**Objectif de la tâche:**
Mettez toutes les lignes ci-dessous sous forme de liste numérotée, en omettant les lignes vides. Laissez les images hors de la réponse.

**Entrées de position des éléments:**

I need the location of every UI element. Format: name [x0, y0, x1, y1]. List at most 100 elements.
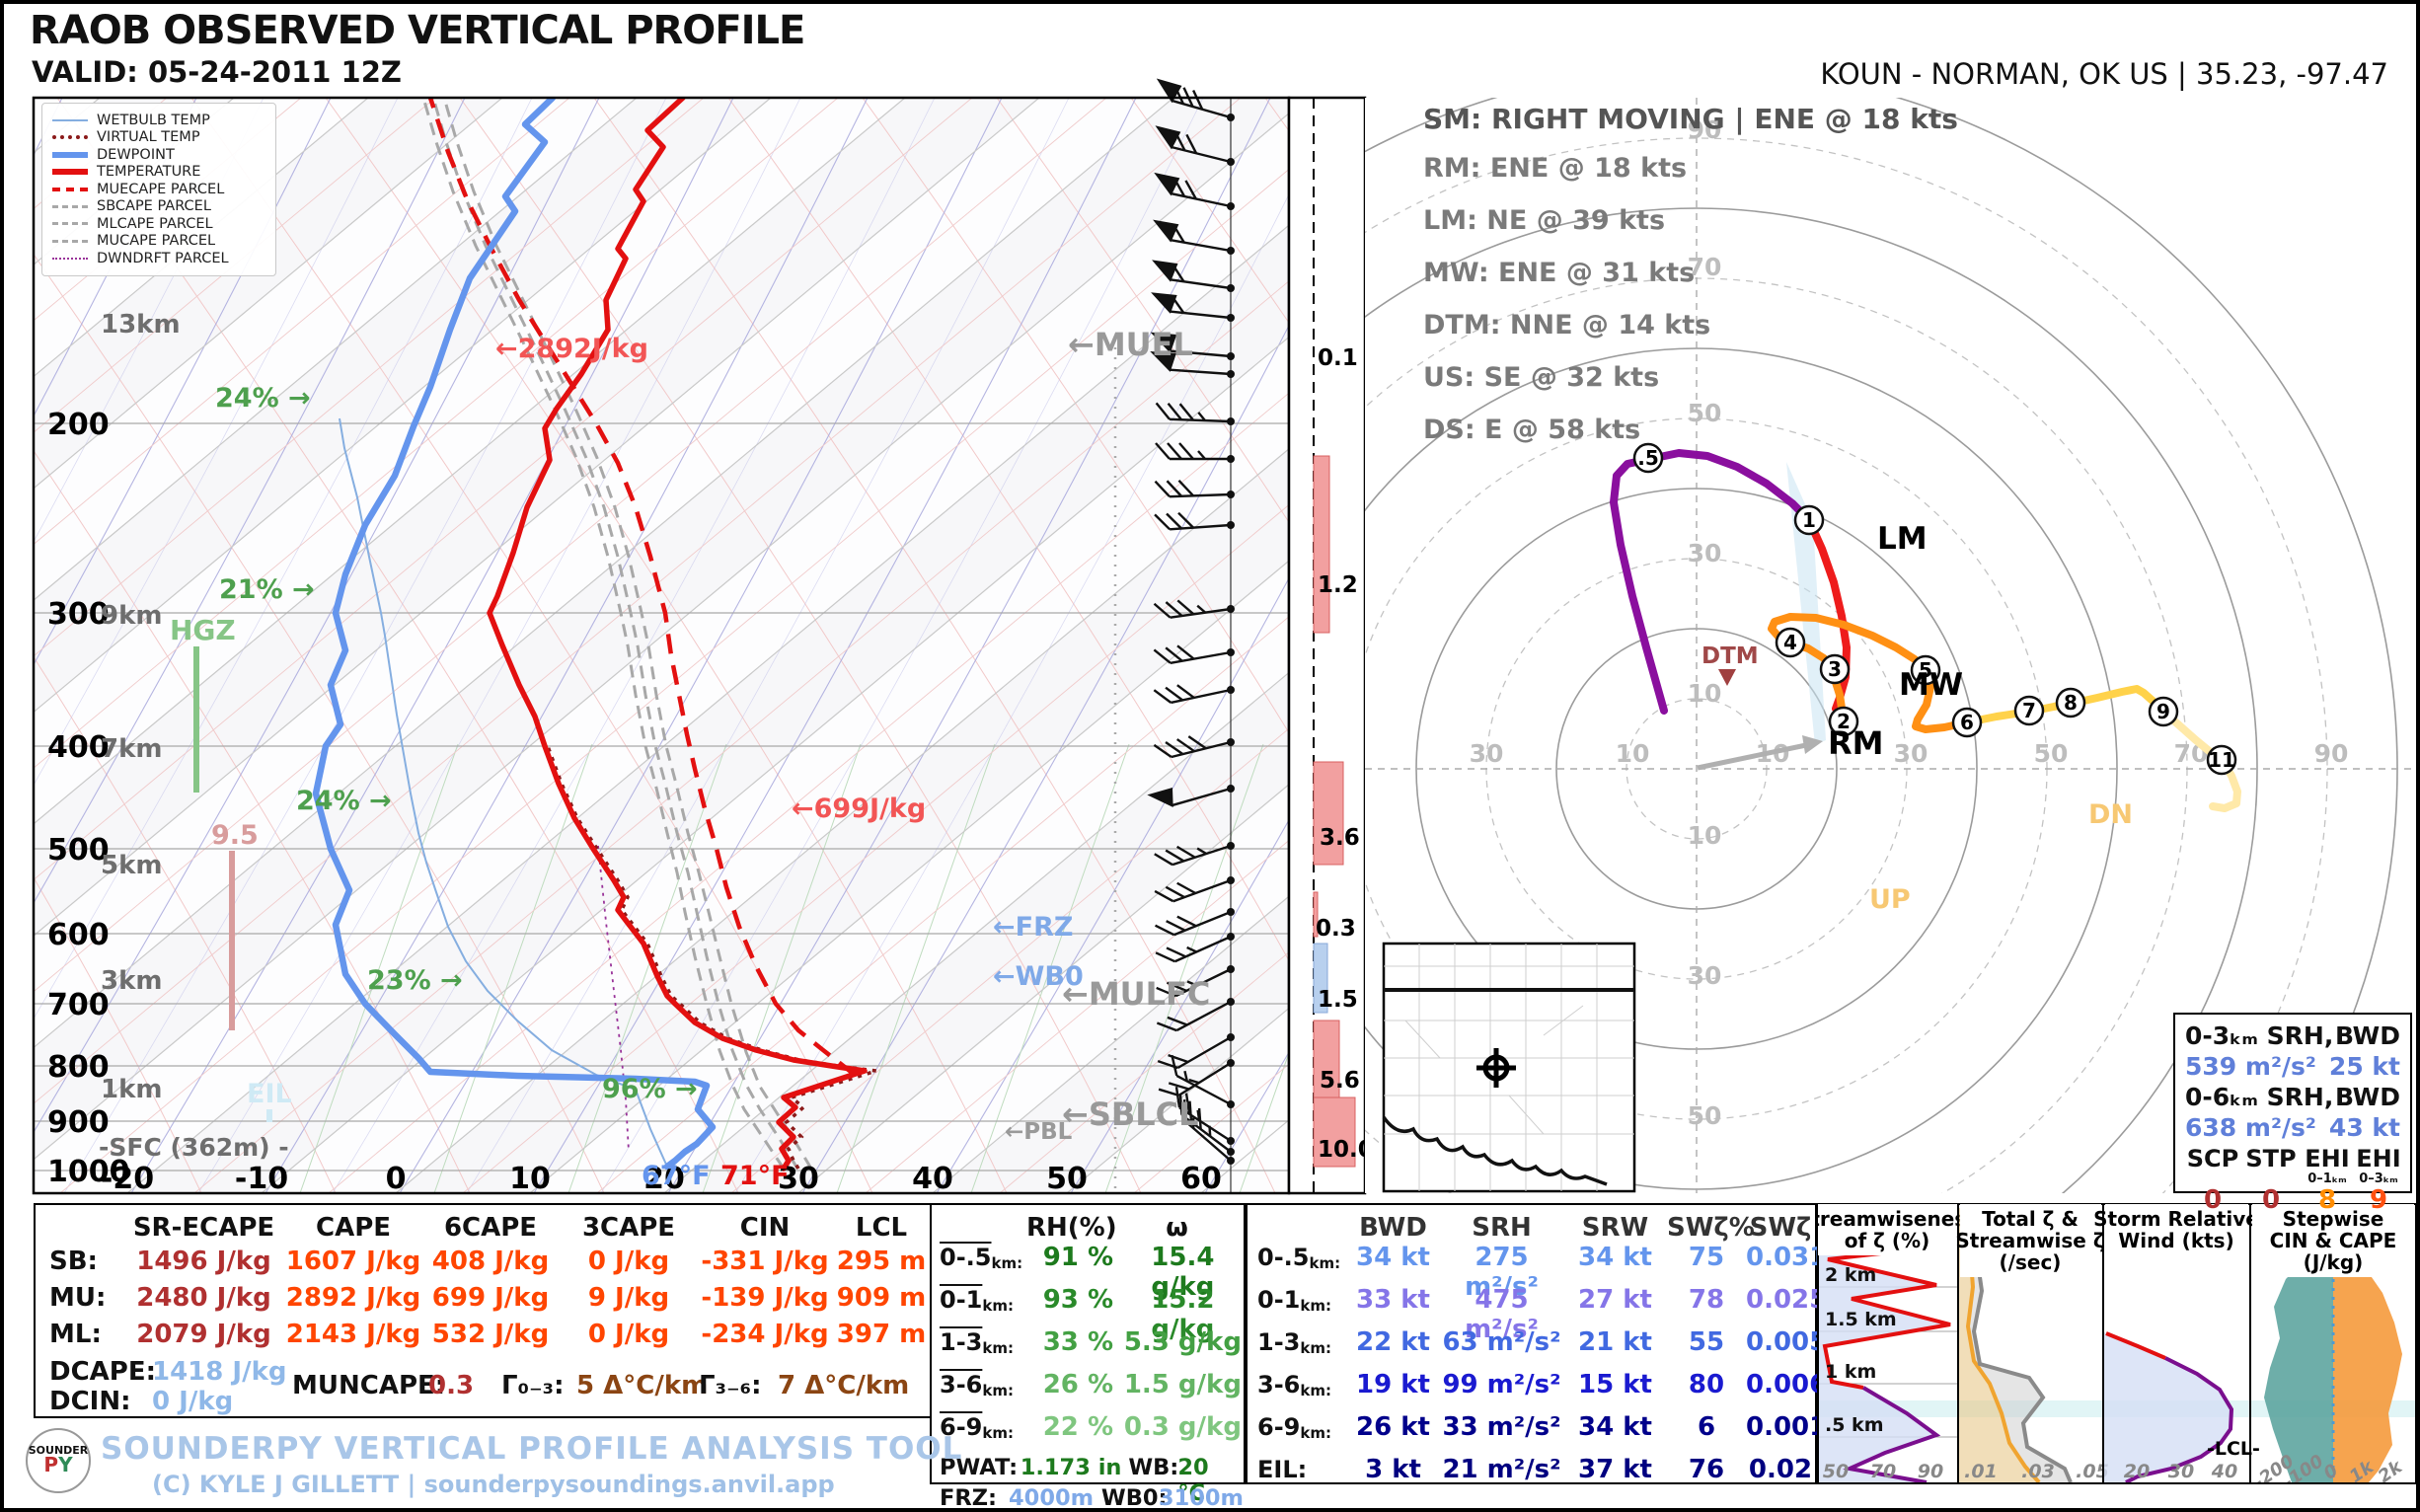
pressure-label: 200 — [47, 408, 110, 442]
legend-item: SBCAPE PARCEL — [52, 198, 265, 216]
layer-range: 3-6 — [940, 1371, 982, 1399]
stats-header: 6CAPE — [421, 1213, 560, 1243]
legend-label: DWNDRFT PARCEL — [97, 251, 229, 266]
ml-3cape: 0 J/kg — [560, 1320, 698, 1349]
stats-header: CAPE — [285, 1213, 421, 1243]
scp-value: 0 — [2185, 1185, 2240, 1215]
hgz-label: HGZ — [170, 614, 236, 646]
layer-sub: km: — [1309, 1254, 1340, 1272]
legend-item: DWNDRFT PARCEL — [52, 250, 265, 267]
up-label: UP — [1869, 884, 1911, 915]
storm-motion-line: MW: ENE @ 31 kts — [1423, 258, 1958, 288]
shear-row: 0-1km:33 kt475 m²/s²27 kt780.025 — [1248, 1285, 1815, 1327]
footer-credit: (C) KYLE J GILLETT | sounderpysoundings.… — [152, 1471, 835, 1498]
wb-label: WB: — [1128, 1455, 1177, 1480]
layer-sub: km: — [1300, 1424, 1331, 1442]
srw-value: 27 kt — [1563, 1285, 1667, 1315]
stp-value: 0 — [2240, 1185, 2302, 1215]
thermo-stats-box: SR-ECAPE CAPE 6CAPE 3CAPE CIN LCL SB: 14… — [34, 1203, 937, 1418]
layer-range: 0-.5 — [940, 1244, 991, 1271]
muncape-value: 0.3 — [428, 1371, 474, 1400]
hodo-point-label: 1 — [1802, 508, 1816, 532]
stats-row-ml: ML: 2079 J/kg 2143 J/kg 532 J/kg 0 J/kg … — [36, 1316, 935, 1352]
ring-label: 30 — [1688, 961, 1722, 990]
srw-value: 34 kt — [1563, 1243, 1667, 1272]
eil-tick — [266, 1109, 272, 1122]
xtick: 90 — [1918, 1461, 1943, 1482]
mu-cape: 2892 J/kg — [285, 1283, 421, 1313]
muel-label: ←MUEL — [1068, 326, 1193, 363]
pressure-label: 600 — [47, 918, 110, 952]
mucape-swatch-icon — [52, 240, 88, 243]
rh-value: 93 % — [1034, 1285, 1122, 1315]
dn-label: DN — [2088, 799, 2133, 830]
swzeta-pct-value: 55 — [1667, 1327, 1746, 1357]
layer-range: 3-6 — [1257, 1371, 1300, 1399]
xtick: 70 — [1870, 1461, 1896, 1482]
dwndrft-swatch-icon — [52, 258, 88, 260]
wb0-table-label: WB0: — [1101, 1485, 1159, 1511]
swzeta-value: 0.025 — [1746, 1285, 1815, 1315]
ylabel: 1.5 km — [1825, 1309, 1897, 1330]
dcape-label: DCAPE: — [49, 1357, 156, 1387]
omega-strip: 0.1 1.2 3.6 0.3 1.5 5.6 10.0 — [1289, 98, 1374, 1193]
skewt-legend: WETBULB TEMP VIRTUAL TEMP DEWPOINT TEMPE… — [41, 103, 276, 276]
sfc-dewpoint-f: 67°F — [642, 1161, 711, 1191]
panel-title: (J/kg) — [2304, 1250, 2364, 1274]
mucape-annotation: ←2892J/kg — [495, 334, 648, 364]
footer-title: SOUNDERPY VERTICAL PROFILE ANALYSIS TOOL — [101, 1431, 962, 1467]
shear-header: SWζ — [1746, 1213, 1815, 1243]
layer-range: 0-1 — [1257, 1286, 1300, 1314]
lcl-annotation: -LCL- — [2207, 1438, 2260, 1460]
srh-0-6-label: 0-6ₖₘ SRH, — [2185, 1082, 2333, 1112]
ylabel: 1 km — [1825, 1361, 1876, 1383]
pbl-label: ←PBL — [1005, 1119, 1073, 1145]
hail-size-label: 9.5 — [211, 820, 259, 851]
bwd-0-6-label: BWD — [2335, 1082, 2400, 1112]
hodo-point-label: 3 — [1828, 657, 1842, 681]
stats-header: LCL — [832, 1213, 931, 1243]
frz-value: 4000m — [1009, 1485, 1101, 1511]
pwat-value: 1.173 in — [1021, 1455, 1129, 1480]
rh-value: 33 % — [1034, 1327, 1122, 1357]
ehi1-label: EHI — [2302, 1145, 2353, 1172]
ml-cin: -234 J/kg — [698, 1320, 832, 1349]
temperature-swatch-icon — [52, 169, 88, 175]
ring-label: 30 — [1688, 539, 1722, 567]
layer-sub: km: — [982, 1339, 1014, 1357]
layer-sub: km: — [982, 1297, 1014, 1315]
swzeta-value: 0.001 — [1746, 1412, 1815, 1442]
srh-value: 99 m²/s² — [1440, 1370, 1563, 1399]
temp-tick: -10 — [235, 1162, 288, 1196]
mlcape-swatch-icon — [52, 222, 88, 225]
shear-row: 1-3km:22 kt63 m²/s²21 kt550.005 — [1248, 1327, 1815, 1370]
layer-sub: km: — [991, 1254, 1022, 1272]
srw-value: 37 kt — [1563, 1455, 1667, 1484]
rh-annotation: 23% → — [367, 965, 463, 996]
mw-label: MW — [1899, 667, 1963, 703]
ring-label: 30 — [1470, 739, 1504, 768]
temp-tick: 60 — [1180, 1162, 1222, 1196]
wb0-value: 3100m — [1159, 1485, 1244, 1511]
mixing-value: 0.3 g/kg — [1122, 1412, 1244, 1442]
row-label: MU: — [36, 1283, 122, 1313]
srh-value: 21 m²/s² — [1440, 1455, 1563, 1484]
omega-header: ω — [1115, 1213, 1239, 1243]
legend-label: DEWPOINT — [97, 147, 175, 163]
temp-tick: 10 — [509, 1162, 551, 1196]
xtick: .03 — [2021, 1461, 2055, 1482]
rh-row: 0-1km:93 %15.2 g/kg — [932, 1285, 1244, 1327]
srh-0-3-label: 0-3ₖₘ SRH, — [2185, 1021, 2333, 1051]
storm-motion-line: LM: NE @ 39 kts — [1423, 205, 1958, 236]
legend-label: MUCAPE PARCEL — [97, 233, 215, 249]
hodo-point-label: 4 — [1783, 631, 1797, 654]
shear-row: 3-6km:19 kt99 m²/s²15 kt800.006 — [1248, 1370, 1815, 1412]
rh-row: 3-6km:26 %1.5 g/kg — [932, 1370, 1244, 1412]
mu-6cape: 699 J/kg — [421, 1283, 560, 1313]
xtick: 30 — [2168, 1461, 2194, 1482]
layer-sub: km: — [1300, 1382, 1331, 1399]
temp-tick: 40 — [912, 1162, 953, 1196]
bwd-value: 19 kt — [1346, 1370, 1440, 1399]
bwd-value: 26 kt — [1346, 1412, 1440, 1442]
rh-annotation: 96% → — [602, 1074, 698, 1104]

**Réponse attendue:**
1. I need the location of every UI element. Format: name [x0, y0, x1, y1]. List at most 100 elements.
2. pressure-label: 200 — [47, 408, 110, 442]
3. legend-item: SBCAPE PARCEL — [52, 198, 265, 216]
4. layer-range: 3-6 — [940, 1371, 982, 1399]
5. stats-header: 6CAPE — [421, 1213, 560, 1243]
6. legend-label: DWNDRFT PARCEL — [97, 251, 229, 266]
7. ml-3cape: 0 J/kg — [560, 1320, 698, 1349]
8. stats-header: CAPE — [285, 1213, 421, 1243]
9. scp-value: 0 — [2185, 1185, 2240, 1215]
10. hgz-label: HGZ — [170, 614, 236, 646]
11. layer-sub: km: — [1309, 1254, 1340, 1272]
12. legend-item: DWNDRFT PARCEL — [52, 250, 265, 267]
13. up-label: UP — [1869, 884, 1911, 915]
14. storm-motion-line: MW: ENE @ 31 kts — [1423, 258, 1958, 288]
15. shear-row: 0-1km:33 kt475 m²/s²27 kt780.025 — [1248, 1285, 1815, 1327]
16. footer-credit: (C) KYLE J GILLETT | sounderpysoundings.… — [152, 1471, 835, 1498]
17. wb-label: WB: — [1128, 1455, 1177, 1480]
18. layer-sub: km: — [1300, 1424, 1331, 1442]
19. srw-value: 27 kt — [1563, 1285, 1667, 1315]
20. stp-value: 0 — [2240, 1185, 2302, 1215]
21. thermo-stats-box: SR-ECAPE CAPE 6CAPE 3CAPE CIN LCL SB: 14… — [34, 1203, 937, 1418]
22. layer-range: 0-.5 — [940, 1244, 991, 1271]
23. muncape-value: 0.3 — [428, 1371, 474, 1400]
24. hodo-point-label: 1 — [1802, 508, 1816, 532]
25. stats-row-ml: ML: 2079 J/kg 2143 J/kg 532 J/kg 0 J/kg … — [36, 1316, 935, 1352]
26. ring-label: 30 — [1688, 961, 1722, 990]
27. srw-value: 34 kt — [1563, 1243, 1667, 1272]
28. eil-tick — [266, 1109, 272, 1122]
29. xtick: 90 — [1918, 1461, 1943, 1482]
30. mu-cape: 2892 J/kg — [285, 1283, 421, 1313]
31. muel-label: ←MUEL — [1068, 326, 1193, 363]
32. pressure-label: 600 — [47, 918, 110, 952]
33. mucape-swatch-icon — [52, 240, 88, 243]
34. rh-value: 93 % — [1034, 1285, 1122, 1315]
35. dn-label: DN — [2088, 799, 2133, 830]
36. swzeta-pct-value: 55 — [1667, 1327, 1746, 1357]
37. layer-range: 3-6 — [1257, 1371, 1300, 1399]
38. xtick: 70 — [1870, 1461, 1896, 1482]
39. dwndrft-swatch-icon — [52, 258, 88, 260]
40. wb0-table-label: WB0: — [1101, 1485, 1159, 1511]
41. swzeta-value: 0.025 — [1746, 1285, 1815, 1315]
42. ylabel: 1.5 km — [1825, 1309, 1897, 1330]
43. dcape-label: DCAPE: — [49, 1357, 156, 1387]
44. omega-strip: 0.1 1.2 3.6 0.3 1.5 5.6 10.0 — [1289, 98, 1374, 1193]
45. skewt-legend: WETBULB TEMP VIRTUAL TEMP DEWPOINT TEMPE… — [41, 103, 276, 276]
46. sfc-dewpoint-f: 67°F — [642, 1161, 711, 1191]
47. panel-title: (J/kg) — [2304, 1250, 2364, 1274]
48. mucape-annotation: ←2892J/kg — [495, 334, 648, 364]
49. footer-title: SOUNDERPY VERTICAL PROFILE ANALYSIS TOOL — [101, 1431, 962, 1467]
50. shear-header: SWζ — [1746, 1213, 1815, 1243]
51. layer-range: 0-1 — [1257, 1286, 1300, 1314]
52. lcl-annotation: -LCL- — [2207, 1438, 2260, 1460]
53. srh-0-6-label: 0-6ₖₘ SRH, — [2185, 1082, 2333, 1112]
54. ylabel: 1 km — [1825, 1361, 1876, 1383]
55. pbl-label: ←PBL — [1005, 1119, 1073, 1145]
56. hail-size-label: 9.5 — [211, 820, 259, 851]
57. bwd-0-6-label: BWD — [2335, 1082, 2400, 1112]
58. hodo-point-label: 3 — [1828, 657, 1842, 681]
59. stats-header: LCL — [832, 1213, 931, 1243]
60. frz-value: 4000m — [1009, 1485, 1101, 1511]
61. pwat-value: 1.173 in — [1021, 1455, 1129, 1480]
62. rh-value: 33 % — [1034, 1327, 1122, 1357]
63. ehi1-label: EHI — [2302, 1145, 2353, 1172]
64. ml-cin: -234 J/kg — [698, 1320, 832, 1349]
65. temperature-swatch-icon — [52, 169, 88, 175]
66. ring-label: 30 — [1688, 539, 1722, 567]
67. layer-sub: km: — [982, 1339, 1014, 1357]
68. layer-sub: km: — [982, 1297, 1014, 1315]
69. swzeta-value: 0.001 — [1746, 1412, 1815, 1442]
70. srh-value: 99 m²/s² — [1440, 1370, 1563, 1399]
71. temp-tick: -10 — [235, 1162, 288, 1196]
72. mlcape-swatch-icon — [52, 222, 88, 225]
73. shear-row: 1-3km:22 kt63 m²/s²21 kt550.005 — [1248, 1327, 1815, 1370]
74. layer-sub: km: — [991, 1254, 1022, 1272]
75. srw-value: 37 kt — [1563, 1455, 1667, 1484]
76. rh-annotation: 23% → — [367, 965, 463, 996]
77. mw-label: MW — [1899, 667, 1963, 703]
78. ring-label: 30 — [1470, 739, 1504, 768]
79. temp-tick: 60 — [1180, 1162, 1222, 1196]
80. wb0-value: 3100m — [1159, 1485, 1244, 1511]
81. mixing-value: 0.3 g/kg — [1122, 1412, 1244, 1442]
82. row-label: MU: — [36, 1283, 122, 1313]
83. srh-value: 21 m²/s² — [1440, 1455, 1563, 1484]
84. omega-header: ω — [1115, 1213, 1239, 1243]
85. legend-label: DEWPOINT — [97, 147, 175, 163]
86. temp-tick: 10 — [509, 1162, 551, 1196]
87. xtick: .03 — [2021, 1461, 2055, 1482]
88. rh-row: 0-1km:93 %15.2 g/kg — [932, 1285, 1244, 1327]
89. srh-0-3-label: 0-3ₖₘ SRH, — [2185, 1021, 2333, 1051]
90. storm-motion-line: LM: NE @ 39 kts — [1423, 205, 1958, 236]
91. legend-label: MUCAPE PARCEL — [97, 233, 215, 249]
92. hodo-point-label: 4 — [1783, 631, 1797, 654]
93. shear-row: 3-6km:19 kt99 m²/s²15 kt800.006 — [1248, 1370, 1815, 1412]
94. rh-row: 3-6km:26 %1.5 g/kg — [932, 1370, 1244, 1412]
95. mu-6cape: 699 J/kg — [421, 1283, 560, 1313]
96. xtick: 30 — [2168, 1461, 2194, 1482]
97. layer-sub: km: — [1300, 1382, 1331, 1399]
98. temp-tick: 40 — [912, 1162, 953, 1196]
99. bwd-value: 19 kt — [1346, 1370, 1440, 1399]
100. bwd-value: 26 kt — [1346, 1412, 1440, 1442]
101. rh-annotation: 96% → — [602, 1074, 698, 1104]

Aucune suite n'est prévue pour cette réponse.